◆ Problem requirements:
Repeat each entry exactly and drop the pictures.

◆ Input records:

- - - -

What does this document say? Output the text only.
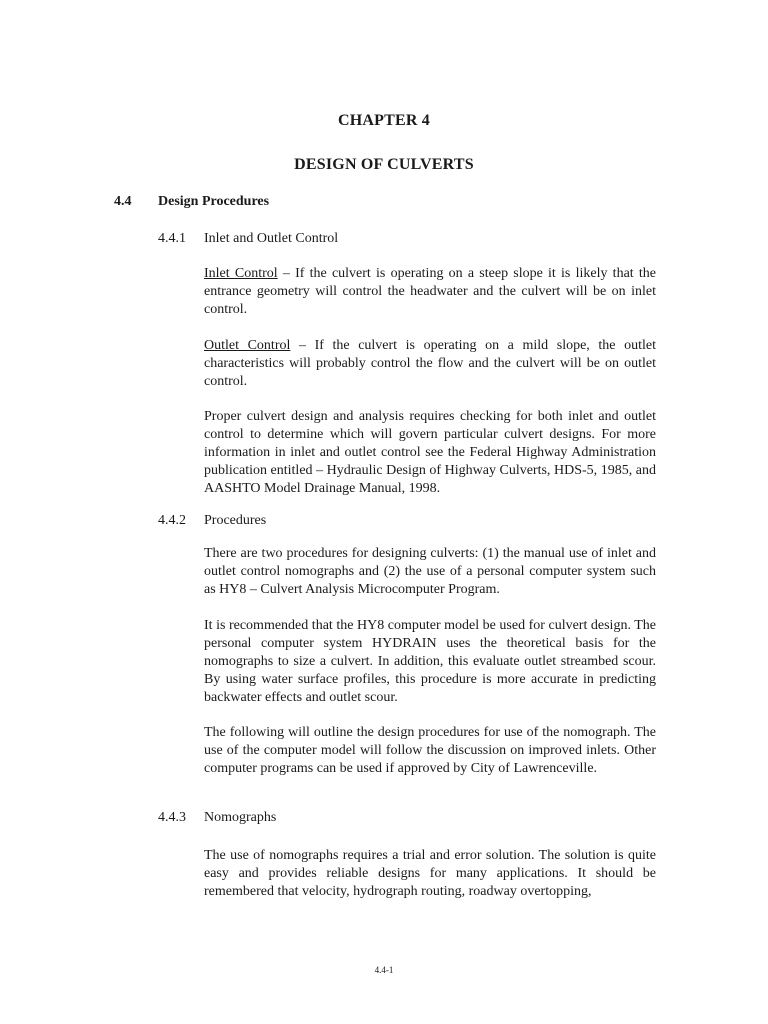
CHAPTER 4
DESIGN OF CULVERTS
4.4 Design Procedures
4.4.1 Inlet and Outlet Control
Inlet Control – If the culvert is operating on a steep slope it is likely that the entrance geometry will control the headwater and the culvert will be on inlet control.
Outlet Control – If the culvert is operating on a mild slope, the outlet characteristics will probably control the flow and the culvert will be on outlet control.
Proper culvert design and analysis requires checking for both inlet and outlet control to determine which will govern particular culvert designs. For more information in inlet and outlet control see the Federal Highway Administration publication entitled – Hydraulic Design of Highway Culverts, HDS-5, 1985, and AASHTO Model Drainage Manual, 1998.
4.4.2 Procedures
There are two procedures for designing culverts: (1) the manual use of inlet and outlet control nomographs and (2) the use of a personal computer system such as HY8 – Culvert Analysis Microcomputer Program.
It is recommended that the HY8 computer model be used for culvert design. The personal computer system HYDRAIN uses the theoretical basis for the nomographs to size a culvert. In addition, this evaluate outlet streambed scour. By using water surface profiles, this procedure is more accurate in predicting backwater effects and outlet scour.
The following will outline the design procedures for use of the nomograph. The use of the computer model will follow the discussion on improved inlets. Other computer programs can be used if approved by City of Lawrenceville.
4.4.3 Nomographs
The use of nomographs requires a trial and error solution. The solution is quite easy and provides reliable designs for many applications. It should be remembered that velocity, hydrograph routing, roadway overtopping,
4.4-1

- - - -

◆ Response:
What does this document say? Output the text only.
CHAPTER 4
DESIGN OF CULVERTS
4.4 Design Procedures
4.4.1 Inlet and Outlet Control
Inlet Control – If the culvert is operating on a steep slope it is likely that the entrance geometry will control the headwater and the culvert will be on inlet control.
Outlet Control – If the culvert is operating on a mild slope, the outlet characteristics will probably control the flow and the culvert will be on outlet control.
Proper culvert design and analysis requires checking for both inlet and outlet control to determine which will govern particular culvert designs. For more information in inlet and outlet control see the Federal Highway Administration publication entitled – Hydraulic Design of Highway Culverts, HDS-5, 1985, and AASHTO Model Drainage Manual, 1998.
4.4.2 Procedures
There are two procedures for designing culverts: (1) the manual use of inlet and outlet control nomographs and (2) the use of a personal computer system such as HY8 – Culvert Analysis Microcomputer Program.
It is recommended that the HY8 computer model be used for culvert design. The personal computer system HYDRAIN uses the theoretical basis for the nomographs to size a culvert. In addition, this evaluate outlet streambed scour. By using water surface profiles, this procedure is more accurate in predicting backwater effects and outlet scour.
The following will outline the design procedures for use of the nomograph. The use of the computer model will follow the discussion on improved inlets. Other computer programs can be used if approved by City of Lawrenceville.
4.4.3 Nomographs
The use of nomographs requires a trial and error solution. The solution is quite easy and provides reliable designs for many applications. It should be remembered that velocity, hydrograph routing, roadway overtopping,
4.4-1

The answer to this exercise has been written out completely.